Reproduce all of the data below, changing each "data-point" to "marker" and keeping everything else the same.

- _Source material_:

★ ★ ★

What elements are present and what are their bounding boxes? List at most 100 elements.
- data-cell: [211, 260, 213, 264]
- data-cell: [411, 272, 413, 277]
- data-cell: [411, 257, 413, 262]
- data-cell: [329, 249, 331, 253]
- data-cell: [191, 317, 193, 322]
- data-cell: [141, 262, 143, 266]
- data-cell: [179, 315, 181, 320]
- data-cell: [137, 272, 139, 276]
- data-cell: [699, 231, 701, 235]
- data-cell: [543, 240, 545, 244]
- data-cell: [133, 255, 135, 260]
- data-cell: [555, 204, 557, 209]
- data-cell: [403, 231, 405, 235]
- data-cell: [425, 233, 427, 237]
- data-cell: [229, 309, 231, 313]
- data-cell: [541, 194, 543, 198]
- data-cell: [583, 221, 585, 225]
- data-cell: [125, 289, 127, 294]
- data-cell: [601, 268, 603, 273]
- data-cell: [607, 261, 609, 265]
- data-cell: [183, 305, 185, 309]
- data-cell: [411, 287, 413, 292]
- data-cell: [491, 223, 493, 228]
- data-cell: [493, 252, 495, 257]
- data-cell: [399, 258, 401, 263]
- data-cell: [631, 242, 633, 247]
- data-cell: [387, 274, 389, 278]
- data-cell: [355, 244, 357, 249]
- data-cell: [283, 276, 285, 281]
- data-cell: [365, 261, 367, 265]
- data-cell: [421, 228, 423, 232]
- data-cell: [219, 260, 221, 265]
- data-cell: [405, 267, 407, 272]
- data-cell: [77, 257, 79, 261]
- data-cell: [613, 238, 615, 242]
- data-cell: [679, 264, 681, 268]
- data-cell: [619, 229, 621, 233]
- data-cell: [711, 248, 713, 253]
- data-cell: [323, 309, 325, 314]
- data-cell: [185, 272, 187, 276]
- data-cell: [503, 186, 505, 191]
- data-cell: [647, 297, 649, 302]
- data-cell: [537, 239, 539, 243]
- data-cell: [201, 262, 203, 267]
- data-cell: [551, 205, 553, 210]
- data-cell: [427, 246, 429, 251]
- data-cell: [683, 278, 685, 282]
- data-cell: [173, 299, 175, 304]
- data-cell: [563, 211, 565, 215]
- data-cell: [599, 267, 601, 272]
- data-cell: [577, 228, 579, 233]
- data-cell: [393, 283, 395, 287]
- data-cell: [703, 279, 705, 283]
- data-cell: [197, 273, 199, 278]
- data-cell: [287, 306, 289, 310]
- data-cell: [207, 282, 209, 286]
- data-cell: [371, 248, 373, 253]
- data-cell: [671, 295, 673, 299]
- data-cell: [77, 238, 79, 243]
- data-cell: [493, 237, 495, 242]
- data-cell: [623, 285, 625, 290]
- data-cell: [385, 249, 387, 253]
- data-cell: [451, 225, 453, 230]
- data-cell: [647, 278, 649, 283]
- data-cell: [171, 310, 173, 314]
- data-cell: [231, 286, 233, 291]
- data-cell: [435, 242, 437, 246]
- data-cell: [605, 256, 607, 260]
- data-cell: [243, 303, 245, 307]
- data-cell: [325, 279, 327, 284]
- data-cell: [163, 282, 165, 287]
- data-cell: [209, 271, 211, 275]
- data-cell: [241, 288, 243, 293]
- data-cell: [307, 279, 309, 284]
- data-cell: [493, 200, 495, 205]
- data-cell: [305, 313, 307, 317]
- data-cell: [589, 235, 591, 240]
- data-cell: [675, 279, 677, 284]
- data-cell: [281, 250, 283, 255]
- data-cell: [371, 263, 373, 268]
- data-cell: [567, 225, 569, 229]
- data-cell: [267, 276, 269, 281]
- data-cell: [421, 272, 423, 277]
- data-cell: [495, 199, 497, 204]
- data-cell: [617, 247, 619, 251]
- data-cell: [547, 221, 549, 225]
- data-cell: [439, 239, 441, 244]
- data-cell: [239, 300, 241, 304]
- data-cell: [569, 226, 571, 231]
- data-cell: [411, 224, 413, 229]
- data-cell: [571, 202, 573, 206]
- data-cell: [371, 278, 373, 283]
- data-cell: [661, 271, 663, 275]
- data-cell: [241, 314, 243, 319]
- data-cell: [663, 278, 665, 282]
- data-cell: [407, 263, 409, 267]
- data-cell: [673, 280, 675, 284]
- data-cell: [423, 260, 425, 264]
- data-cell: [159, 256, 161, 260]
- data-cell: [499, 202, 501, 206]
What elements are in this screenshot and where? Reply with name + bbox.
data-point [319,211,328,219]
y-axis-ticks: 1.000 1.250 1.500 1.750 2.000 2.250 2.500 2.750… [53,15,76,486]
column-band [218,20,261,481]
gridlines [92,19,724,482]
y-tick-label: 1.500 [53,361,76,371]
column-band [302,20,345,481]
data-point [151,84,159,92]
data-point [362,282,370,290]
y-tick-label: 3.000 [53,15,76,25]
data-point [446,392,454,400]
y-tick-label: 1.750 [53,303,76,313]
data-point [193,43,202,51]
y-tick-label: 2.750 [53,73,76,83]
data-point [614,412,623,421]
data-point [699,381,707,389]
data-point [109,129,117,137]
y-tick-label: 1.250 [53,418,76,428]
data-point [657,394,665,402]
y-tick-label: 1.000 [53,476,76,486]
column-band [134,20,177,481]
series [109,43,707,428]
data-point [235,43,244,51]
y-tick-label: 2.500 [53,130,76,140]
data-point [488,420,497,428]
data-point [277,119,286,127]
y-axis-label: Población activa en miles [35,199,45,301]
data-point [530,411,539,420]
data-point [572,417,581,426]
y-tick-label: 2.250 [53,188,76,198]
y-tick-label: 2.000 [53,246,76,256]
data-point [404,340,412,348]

★ ★ ★

- _Finished task_:
What elements are present and what are their bounding boxes? List at most 100 elements.
- data-cell: [211, 260, 213, 264]
- data-cell: [411, 272, 413, 277]
- data-cell: [411, 257, 413, 262]
- data-cell: [329, 249, 331, 253]
- data-cell: [191, 317, 193, 322]
- data-cell: [141, 262, 143, 266]
- data-cell: [179, 315, 181, 320]
- data-cell: [137, 272, 139, 276]
- data-cell: [699, 231, 701, 235]
- data-cell: [543, 240, 545, 244]
- data-cell: [133, 255, 135, 260]
- data-cell: [555, 204, 557, 209]
- data-cell: [403, 231, 405, 235]
- data-cell: [425, 233, 427, 237]
- data-cell: [229, 309, 231, 313]
- data-cell: [541, 194, 543, 198]
- data-cell: [583, 221, 585, 225]
- data-cell: [125, 289, 127, 294]
- data-cell: [601, 268, 603, 273]
- data-cell: [607, 261, 609, 265]
- data-cell: [183, 305, 185, 309]
- data-cell: [411, 287, 413, 292]
- data-cell: [491, 223, 493, 228]
- data-cell: [493, 252, 495, 257]
- data-cell: [399, 258, 401, 263]
- data-cell: [631, 242, 633, 247]
- data-cell: [387, 274, 389, 278]
- data-cell: [355, 244, 357, 249]
- data-cell: [283, 276, 285, 281]
- data-cell: [365, 261, 367, 265]
- data-cell: [421, 228, 423, 232]
- data-cell: [219, 260, 221, 265]
- data-cell: [405, 267, 407, 272]
- data-cell: [77, 257, 79, 261]
- data-cell: [613, 238, 615, 242]
- data-cell: [679, 264, 681, 268]
- data-cell: [619, 229, 621, 233]
- data-cell: [711, 248, 713, 253]
- data-cell: [323, 309, 325, 314]
- data-cell: [185, 272, 187, 276]
- data-cell: [503, 186, 505, 191]
- data-cell: [647, 297, 649, 302]
- data-cell: [537, 239, 539, 243]
- data-cell: [201, 262, 203, 267]
- data-cell: [551, 205, 553, 210]
- data-cell: [427, 246, 429, 251]
- data-cell: [683, 278, 685, 282]
- data-cell: [173, 299, 175, 304]
- data-cell: [563, 211, 565, 215]
- data-cell: [599, 267, 601, 272]
- data-cell: [577, 228, 579, 233]
- data-cell: [393, 283, 395, 287]
- data-cell: [703, 279, 705, 283]
- data-cell: [197, 273, 199, 278]
- data-cell: [287, 306, 289, 310]
- data-cell: [207, 282, 209, 286]
- data-cell: [371, 248, 373, 253]
- data-cell: [671, 295, 673, 299]
- data-cell: [77, 238, 79, 243]
- data-cell: [493, 237, 495, 242]
- data-cell: [623, 285, 625, 290]
- data-cell: [385, 249, 387, 253]
- data-cell: [451, 225, 453, 230]
- data-cell: [647, 278, 649, 283]
- data-cell: [171, 310, 173, 314]
- data-cell: [231, 286, 233, 291]
- data-cell: [435, 242, 437, 246]
- data-cell: [605, 256, 607, 260]
- data-cell: [243, 303, 245, 307]
- data-cell: [325, 279, 327, 284]
- data-cell: [163, 282, 165, 287]
- data-cell: [209, 271, 211, 275]
- data-cell: [241, 288, 243, 293]
- data-cell: [307, 279, 309, 284]
- data-cell: [493, 200, 495, 205]
- data-cell: [305, 313, 307, 317]
- data-cell: [589, 235, 591, 240]
- data-cell: [675, 279, 677, 284]
- data-cell: [281, 250, 283, 255]
- data-cell: [371, 263, 373, 268]
- data-cell: [567, 225, 569, 229]
- data-cell: [267, 276, 269, 281]
- data-cell: [421, 272, 423, 277]
- data-cell: [495, 199, 497, 204]
- data-cell: [617, 247, 619, 251]
- data-cell: [547, 221, 549, 225]
- data-cell: [439, 239, 441, 244]
- data-cell: [239, 300, 241, 304]
- data-cell: [569, 226, 571, 231]
- data-cell: [411, 224, 413, 229]
- data-cell: [571, 202, 573, 206]
- data-cell: [371, 278, 373, 283]
- data-cell: [661, 271, 663, 275]
- data-cell: [241, 314, 243, 319]
- data-cell: [663, 278, 665, 282]
- data-cell: [407, 263, 409, 267]
- data-cell: [673, 280, 675, 284]
- data-cell: [423, 260, 425, 264]
- data-cell: [159, 256, 161, 260]
- data-cell: [499, 202, 501, 206]
What elements are in this screenshot and where? Reply with name + bbox.
marker [319,211,328,219]
y-axis-ticks: 1.000 1.250 1.500 1.750 2.000 2.250 2.500 2.750… [53,15,76,486]
column-band [218,20,261,481]
gridlines [92,19,724,482]
y-tick-label: 1.500 [53,361,76,371]
column-band [302,20,345,481]
marker [151,84,159,92]
marker [362,282,370,290]
y-tick-label: 3.000 [53,15,76,25]
marker [446,392,454,400]
y-tick-label: 1.750 [53,303,76,313]
marker [193,43,202,51]
y-tick-label: 2.750 [53,73,76,83]
marker [614,412,623,421]
marker [699,381,707,389]
marker [109,129,117,137]
y-tick-label: 1.250 [53,418,76,428]
marker [657,394,665,402]
y-tick-label: 1.000 [53,476,76,486]
column-band [134,20,177,481]
series [109,43,707,428]
marker [235,43,244,51]
y-tick-label: 2.500 [53,130,76,140]
marker [488,420,497,428]
marker [277,119,286,127]
y-axis-label: Población activa en miles [35,199,45,301]
marker [530,411,539,420]
marker [572,417,581,426]
y-tick-label: 2.250 [53,188,76,198]
y-tick-label: 2.000 [53,246,76,256]
marker [404,340,412,348]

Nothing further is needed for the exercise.